[Stored items]
====

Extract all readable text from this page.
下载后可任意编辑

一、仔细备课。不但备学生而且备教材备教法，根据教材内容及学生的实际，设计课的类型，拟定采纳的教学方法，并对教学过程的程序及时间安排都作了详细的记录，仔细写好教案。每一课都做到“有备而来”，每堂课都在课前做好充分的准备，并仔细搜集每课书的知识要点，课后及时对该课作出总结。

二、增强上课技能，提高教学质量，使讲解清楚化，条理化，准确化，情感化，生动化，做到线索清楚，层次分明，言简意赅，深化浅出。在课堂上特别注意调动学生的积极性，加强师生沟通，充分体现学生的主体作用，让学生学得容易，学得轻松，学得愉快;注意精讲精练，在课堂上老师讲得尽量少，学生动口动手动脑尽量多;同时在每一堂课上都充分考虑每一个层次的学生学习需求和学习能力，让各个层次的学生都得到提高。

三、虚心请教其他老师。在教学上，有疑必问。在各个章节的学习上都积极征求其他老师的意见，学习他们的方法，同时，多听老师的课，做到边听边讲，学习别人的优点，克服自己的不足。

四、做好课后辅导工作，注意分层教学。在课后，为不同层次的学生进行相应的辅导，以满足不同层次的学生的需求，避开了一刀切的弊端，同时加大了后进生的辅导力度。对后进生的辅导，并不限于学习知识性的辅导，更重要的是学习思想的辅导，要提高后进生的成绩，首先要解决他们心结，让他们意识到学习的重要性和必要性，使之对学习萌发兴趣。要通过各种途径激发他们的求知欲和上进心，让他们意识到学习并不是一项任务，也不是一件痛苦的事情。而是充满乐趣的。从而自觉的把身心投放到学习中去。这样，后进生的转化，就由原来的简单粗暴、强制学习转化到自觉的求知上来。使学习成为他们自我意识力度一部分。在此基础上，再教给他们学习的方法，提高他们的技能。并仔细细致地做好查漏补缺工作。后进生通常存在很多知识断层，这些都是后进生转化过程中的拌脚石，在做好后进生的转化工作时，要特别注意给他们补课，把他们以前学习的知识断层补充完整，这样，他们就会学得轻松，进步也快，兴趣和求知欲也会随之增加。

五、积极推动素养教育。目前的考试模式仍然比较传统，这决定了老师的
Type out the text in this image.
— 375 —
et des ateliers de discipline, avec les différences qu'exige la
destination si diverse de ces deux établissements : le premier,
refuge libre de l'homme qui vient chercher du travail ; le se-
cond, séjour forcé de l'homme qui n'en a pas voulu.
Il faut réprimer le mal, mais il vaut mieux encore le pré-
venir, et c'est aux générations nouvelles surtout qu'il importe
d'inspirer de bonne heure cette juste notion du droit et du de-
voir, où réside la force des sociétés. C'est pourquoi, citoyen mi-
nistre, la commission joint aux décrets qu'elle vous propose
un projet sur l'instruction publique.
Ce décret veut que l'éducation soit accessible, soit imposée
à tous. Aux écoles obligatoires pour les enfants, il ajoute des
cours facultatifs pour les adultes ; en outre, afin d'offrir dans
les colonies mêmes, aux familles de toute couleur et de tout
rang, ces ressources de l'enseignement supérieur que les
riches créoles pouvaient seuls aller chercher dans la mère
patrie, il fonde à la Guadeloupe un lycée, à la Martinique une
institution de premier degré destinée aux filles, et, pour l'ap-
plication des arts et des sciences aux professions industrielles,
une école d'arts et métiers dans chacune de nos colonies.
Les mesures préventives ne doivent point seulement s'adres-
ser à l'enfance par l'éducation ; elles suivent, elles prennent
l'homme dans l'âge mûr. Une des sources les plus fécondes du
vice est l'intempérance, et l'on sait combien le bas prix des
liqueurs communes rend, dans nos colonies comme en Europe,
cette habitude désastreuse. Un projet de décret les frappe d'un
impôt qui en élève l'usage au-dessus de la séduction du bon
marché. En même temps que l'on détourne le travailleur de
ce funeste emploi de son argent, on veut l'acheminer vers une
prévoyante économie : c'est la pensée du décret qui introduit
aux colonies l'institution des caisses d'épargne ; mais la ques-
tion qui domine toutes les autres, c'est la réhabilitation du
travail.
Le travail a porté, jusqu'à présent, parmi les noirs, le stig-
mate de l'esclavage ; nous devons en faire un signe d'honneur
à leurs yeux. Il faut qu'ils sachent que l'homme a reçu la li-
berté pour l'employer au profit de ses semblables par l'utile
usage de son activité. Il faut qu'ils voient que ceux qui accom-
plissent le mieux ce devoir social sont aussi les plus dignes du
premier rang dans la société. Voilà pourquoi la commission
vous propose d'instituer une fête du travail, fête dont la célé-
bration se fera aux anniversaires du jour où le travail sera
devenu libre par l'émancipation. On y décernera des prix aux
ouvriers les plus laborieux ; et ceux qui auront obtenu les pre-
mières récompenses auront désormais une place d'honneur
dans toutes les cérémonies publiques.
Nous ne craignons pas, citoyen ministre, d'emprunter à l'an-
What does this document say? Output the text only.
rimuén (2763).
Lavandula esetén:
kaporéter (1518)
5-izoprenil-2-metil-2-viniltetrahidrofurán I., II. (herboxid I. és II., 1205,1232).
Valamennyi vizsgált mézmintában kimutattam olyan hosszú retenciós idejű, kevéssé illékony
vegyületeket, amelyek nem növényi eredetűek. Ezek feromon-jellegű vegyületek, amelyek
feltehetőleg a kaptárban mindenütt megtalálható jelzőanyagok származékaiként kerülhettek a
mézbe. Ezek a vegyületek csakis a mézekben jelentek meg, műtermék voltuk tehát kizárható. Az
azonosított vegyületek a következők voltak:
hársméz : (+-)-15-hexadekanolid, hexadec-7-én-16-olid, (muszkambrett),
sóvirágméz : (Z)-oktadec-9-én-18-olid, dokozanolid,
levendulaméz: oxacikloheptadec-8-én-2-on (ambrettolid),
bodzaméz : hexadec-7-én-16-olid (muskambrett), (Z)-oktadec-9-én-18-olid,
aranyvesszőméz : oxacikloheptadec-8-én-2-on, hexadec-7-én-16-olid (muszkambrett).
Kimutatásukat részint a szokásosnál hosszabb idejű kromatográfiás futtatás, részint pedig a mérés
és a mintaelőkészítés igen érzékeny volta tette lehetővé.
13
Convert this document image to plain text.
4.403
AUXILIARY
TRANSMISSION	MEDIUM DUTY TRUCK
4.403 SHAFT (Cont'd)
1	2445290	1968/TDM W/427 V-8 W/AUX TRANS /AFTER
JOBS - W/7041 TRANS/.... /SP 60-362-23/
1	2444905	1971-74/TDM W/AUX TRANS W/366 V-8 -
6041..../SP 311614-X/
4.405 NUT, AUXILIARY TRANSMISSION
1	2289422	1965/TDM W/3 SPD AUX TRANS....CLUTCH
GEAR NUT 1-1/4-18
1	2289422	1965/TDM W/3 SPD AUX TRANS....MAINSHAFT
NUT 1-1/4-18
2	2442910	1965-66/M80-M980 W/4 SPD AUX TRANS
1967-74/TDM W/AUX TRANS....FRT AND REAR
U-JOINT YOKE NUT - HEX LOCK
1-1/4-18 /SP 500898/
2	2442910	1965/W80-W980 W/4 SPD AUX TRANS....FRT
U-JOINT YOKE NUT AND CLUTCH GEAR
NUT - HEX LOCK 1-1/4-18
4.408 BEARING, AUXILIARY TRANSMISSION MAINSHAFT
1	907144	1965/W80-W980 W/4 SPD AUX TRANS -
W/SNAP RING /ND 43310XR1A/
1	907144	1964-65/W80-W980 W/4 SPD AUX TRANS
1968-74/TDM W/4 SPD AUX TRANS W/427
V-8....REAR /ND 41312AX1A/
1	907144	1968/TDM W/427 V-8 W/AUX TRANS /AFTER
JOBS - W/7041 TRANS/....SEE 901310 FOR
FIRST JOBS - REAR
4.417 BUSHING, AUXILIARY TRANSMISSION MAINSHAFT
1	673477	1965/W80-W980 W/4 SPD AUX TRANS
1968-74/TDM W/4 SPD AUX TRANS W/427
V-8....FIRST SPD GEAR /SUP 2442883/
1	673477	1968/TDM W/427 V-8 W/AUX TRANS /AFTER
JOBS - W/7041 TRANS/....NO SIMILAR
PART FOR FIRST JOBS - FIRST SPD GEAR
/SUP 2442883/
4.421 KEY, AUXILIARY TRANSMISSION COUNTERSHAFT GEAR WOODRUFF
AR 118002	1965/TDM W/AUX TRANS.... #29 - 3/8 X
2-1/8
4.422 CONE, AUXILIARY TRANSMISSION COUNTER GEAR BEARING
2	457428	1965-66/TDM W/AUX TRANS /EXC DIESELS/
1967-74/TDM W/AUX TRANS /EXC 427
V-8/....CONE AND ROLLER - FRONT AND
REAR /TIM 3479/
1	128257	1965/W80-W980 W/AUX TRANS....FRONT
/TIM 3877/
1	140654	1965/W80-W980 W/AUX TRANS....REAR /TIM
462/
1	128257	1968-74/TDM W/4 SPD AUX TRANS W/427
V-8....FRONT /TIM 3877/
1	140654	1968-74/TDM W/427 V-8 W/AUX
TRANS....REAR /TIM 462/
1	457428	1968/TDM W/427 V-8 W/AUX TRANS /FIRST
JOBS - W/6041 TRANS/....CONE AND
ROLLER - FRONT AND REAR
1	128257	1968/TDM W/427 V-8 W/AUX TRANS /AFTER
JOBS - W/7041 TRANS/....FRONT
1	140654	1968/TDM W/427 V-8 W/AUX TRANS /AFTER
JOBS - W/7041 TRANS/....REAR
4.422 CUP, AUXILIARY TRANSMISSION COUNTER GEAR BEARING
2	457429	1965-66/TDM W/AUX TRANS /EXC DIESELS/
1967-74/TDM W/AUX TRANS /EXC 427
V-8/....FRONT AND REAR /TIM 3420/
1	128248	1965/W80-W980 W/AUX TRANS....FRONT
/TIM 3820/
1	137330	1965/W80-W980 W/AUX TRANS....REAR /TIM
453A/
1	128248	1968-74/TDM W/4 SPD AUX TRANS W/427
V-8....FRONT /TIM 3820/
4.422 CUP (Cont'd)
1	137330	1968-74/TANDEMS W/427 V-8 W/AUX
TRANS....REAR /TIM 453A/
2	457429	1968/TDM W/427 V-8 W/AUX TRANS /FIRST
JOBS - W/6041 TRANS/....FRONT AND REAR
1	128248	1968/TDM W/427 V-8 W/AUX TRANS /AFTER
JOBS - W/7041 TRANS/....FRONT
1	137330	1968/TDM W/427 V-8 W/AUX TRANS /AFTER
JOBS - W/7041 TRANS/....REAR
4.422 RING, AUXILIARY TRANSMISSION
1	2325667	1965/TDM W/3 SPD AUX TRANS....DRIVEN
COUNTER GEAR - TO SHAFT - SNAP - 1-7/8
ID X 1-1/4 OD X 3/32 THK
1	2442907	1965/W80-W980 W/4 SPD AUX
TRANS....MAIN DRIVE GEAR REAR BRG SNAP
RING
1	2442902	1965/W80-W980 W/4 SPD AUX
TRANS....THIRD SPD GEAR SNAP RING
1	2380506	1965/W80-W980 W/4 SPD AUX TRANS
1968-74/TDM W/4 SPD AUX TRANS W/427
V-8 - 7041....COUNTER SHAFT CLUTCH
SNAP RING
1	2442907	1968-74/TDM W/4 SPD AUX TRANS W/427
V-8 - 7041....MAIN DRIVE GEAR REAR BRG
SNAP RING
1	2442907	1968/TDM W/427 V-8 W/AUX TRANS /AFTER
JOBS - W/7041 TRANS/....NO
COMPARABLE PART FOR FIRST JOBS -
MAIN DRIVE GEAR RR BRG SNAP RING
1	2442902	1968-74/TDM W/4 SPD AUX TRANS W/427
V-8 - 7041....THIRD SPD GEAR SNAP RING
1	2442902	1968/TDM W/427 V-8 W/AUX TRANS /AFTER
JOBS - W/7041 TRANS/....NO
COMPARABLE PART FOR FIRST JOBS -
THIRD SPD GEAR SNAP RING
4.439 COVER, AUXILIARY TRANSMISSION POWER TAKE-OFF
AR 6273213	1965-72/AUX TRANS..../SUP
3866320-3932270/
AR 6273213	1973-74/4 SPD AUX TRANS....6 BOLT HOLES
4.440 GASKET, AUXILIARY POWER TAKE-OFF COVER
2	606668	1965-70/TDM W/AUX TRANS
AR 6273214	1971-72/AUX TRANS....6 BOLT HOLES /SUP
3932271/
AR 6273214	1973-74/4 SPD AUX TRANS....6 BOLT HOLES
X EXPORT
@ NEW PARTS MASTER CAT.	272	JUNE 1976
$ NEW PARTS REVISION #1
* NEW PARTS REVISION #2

====

PROBLEM TO SOLVE.
The word "TAKE" may appear on some lines of these records; state how many such lines there are, and nothing else.

ANSWER FOR THIS EXERCISE.
2